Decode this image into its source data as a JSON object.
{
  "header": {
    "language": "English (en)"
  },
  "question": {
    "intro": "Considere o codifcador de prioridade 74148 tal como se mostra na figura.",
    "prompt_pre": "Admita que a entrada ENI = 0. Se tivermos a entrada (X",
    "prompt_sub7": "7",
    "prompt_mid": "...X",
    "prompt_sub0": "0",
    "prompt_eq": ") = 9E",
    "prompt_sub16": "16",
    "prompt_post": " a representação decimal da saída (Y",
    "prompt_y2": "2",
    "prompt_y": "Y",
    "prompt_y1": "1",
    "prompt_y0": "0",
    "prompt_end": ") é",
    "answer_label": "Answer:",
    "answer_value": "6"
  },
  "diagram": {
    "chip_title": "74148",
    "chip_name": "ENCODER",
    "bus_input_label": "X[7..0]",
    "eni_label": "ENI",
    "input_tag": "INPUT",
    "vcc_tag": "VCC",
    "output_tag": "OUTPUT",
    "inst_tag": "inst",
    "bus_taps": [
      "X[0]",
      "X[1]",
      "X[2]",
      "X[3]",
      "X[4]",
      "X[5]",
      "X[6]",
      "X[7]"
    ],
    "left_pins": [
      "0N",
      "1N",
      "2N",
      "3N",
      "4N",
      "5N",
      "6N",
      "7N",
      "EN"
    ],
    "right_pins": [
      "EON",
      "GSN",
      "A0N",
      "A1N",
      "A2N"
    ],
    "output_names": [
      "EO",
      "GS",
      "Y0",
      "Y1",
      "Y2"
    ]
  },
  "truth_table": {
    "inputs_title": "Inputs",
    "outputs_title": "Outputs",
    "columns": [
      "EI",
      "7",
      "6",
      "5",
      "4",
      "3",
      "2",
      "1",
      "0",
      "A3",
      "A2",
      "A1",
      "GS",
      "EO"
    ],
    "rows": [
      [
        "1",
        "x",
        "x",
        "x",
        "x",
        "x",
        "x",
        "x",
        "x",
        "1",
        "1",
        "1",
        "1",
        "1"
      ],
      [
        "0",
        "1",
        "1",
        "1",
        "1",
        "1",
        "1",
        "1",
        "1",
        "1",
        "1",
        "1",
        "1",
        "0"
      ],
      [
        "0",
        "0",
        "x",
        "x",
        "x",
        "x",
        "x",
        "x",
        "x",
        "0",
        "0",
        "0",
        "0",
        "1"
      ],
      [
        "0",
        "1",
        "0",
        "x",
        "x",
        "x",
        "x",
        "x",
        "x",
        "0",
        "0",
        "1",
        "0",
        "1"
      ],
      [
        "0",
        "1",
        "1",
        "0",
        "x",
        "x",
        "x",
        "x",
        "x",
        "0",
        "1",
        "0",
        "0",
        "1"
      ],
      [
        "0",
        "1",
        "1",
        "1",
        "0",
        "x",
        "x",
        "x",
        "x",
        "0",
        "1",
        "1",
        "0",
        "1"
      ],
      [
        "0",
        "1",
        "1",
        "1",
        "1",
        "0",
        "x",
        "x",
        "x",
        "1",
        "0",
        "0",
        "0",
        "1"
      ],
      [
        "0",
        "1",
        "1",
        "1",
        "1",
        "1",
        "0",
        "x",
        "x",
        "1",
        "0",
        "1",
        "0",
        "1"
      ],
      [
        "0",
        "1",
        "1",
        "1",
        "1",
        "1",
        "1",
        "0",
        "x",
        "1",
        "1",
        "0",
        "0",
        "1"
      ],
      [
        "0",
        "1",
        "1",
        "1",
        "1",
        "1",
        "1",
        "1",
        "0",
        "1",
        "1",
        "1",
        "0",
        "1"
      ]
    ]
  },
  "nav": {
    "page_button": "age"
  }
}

---------------

# What to produce:
Transcribe every record above exactly as it appears.

# Expected answer:
Decode this image into its source data as a JSON object.
{
  "header": {
    "language": "English (en)"
  },
  "question": {
    "intro": "Considere o codifcador de prioridade 74148 tal como se mostra na figura.",
    "prompt_pre": "Admita que a entrada ENI = 0. Se tivermos a entrada (X",
    "prompt_sub7": "7",
    "prompt_mid": "...X",
    "prompt_sub0": "0",
    "prompt_eq": ") = 9E",
    "prompt_sub16": "16",
    "prompt_post": " a representação decimal da saída (Y",
    "prompt_y2": "2",
    "prompt_y": "Y",
    "prompt_y1": "1",
    "prompt_y0": "0",
    "prompt_end": ") é",
    "answer_label": "Answer:",
    "answer_value": "6"
  },
  "diagram": {
    "chip_title": "74148",
    "chip_name": "ENCODER",
    "bus_input_label": "X[7..0]",
    "eni_label": "ENI",
    "input_tag": "INPUT",
    "vcc_tag": "VCC",
    "output_tag": "OUTPUT",
    "inst_tag": "inst",
    "bus_taps": [
      "X[0]",
      "X[1]",
      "X[2]",
      "X[3]",
      "X[4]",
      "X[5]",
      "X[6]",
      "X[7]"
    ],
    "left_pins": [
      "0N",
      "1N",
      "2N",
      "3N",
      "4N",
      "5N",
      "6N",
      "7N",
      "EN"
    ],
    "right_pins": [
      "EON",
      "GSN",
      "A0N",
      "A1N",
      "A2N"
    ],
    "output_names": [
      "EO",
      "GS",
      "Y0",
      "Y1",
      "Y2"
    ]
  },
  "truth_table": {
    "inputs_title": "Inputs",
    "outputs_title": "Outputs",
    "columns": [
      "EI",
      "7",
      "6",
      "5",
      "4",
      "3",
      "2",
      "1",
      "0",
      "A3",
      "A2",
      "A1",
      "GS",
      "EO"
    ],
    "rows": [
      [
        "1",
        "x",
        "x",
        "x",
        "x",
        "x",
        "x",
        "x",
        "x",
        "1",
        "1",
        "1",
        "1",
        "1"
      ],
      [
        "0",
        "1",
        "1",
        "1",
        "1",
        "1",
        "1",
        "1",
        "1",
        "1",
        "1",
        "1",
        "1",
        "0"
      ],
      [
        "0",
        "0",
        "x",
        "x",
        "x",
        "x",
        "x",
        "x",
        "x",
        "0",
        "0",
        "0",
        "0",
        "1"
      ],
      [
        "0",
        "1",
        "0",
        "x",
        "x",
        "x",
        "x",
        "x",
        "x",
        "0",
        "0",
        "1",
        "0",
        "1"
      ],
      [
        "0",
        "1",
        "1",
        "0",
        "x",
        "x",
        "x",
        "x",
        "x",
        "0",
        "1",
        "0",
        "0",
        "1"
      ],
      [
        "0",
        "1",
        "1",
        "1",
        "0",
        "x",
        "x",
        "x",
        "x",
        "0",
        "1",
        "1",
        "0",
        "1"
      ],
      [
        "0",
        "1",
        "1",
        "1",
        "1",
        "0",
        "x",
        "x",
        "x",
        "1",
        "0",
        "0",
        "0",
        "1"
      ],
      [
        "0",
        "1",
        "1",
        "1",
        "1",
        "1",
        "0",
        "x",
        "x",
        "1",
        "0",
        "1",
        "0",
        "1"
      ],
      [
        "0",
        "1",
        "1",
        "1",
        "1",
        "1",
        "1",
        "0",
        "x",
        "1",
        "1",
        "0",
        "0",
        "1"
      ],
      [
        "0",
        "1",
        "1",
        "1",
        "1",
        "1",
        "1",
        "1",
        "0",
        "1",
        "1",
        "1",
        "0",
        "1"
      ]
    ]
  },
  "nav": {
    "page_button": "age"
  }
}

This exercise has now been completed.